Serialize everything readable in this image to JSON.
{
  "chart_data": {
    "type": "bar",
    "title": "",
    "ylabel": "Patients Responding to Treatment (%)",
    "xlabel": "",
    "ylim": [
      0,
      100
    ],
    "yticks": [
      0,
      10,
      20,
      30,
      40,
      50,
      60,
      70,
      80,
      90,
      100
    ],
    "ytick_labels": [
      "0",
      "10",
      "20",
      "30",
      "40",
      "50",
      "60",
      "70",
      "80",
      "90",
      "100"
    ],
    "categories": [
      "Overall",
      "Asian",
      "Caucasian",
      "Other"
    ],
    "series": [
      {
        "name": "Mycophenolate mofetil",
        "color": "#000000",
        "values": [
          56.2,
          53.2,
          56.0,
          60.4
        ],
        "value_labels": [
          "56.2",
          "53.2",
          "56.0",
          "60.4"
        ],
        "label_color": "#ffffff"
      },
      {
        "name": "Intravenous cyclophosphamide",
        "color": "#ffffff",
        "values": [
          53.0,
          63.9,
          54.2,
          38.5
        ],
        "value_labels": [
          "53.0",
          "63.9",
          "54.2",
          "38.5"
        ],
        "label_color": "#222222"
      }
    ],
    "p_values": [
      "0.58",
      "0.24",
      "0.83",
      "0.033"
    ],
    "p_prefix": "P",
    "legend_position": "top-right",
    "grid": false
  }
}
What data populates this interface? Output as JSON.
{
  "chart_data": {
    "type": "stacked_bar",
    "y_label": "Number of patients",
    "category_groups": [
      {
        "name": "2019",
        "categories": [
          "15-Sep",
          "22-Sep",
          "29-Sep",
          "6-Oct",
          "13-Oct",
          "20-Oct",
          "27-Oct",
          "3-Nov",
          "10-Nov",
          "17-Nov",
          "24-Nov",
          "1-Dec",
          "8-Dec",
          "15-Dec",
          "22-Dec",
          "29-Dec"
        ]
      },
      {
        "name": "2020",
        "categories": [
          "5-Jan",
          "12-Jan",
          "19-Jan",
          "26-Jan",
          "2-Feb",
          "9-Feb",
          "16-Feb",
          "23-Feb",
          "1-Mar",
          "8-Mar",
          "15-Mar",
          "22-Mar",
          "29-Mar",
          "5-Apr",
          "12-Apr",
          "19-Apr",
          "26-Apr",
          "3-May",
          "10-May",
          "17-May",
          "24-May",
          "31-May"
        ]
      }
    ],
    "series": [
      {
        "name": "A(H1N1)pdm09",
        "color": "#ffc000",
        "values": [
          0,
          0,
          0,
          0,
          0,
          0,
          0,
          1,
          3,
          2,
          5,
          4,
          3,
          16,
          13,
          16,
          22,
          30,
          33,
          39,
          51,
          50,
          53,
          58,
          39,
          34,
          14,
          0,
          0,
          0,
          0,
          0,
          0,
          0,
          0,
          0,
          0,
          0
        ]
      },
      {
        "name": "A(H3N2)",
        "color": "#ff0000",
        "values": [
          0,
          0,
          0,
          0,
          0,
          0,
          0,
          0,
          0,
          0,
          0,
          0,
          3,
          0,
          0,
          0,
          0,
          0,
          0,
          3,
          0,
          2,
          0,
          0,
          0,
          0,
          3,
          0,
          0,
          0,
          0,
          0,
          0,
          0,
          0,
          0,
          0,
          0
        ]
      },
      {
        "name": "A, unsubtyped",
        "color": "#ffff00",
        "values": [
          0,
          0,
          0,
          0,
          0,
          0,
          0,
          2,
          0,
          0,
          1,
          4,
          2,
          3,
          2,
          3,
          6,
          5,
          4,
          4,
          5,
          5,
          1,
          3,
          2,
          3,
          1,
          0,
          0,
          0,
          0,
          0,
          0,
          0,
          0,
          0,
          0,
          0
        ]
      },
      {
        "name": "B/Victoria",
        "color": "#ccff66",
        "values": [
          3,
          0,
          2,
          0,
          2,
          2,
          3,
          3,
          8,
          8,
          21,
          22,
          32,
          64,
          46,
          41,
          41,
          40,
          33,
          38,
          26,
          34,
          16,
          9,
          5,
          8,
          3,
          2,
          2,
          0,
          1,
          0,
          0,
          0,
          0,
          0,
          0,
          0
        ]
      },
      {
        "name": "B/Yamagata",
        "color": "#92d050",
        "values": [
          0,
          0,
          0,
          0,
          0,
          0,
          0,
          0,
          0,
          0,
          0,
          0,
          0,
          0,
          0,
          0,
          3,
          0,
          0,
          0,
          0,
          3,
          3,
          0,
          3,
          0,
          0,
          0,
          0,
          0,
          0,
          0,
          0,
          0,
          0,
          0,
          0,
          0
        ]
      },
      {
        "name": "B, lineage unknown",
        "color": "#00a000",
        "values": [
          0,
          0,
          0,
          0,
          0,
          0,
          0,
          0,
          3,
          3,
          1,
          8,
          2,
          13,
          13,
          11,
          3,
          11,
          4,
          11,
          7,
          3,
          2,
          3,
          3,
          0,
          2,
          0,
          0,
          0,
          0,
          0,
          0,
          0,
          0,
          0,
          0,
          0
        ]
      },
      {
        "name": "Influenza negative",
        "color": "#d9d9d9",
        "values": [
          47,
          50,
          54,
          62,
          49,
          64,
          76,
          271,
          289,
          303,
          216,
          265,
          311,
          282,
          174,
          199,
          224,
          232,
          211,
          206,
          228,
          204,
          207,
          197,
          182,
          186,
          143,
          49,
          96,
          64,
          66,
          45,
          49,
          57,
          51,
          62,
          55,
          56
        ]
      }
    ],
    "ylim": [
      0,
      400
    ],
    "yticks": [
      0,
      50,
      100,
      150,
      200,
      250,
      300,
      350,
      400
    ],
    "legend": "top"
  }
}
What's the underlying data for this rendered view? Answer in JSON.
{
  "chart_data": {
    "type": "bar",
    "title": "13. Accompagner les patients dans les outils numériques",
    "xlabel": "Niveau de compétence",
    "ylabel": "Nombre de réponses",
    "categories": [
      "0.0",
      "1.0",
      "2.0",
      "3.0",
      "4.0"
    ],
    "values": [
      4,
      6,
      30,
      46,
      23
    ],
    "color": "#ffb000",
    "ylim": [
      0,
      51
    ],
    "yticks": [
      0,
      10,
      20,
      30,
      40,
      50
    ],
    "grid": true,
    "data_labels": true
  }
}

.....

- [Task directions]: Where a line in the entries holds the word "xlabel", copy that line.

- [Task answer]:
    "xlabel": "",
    "xlabel": "Niveau de compétence",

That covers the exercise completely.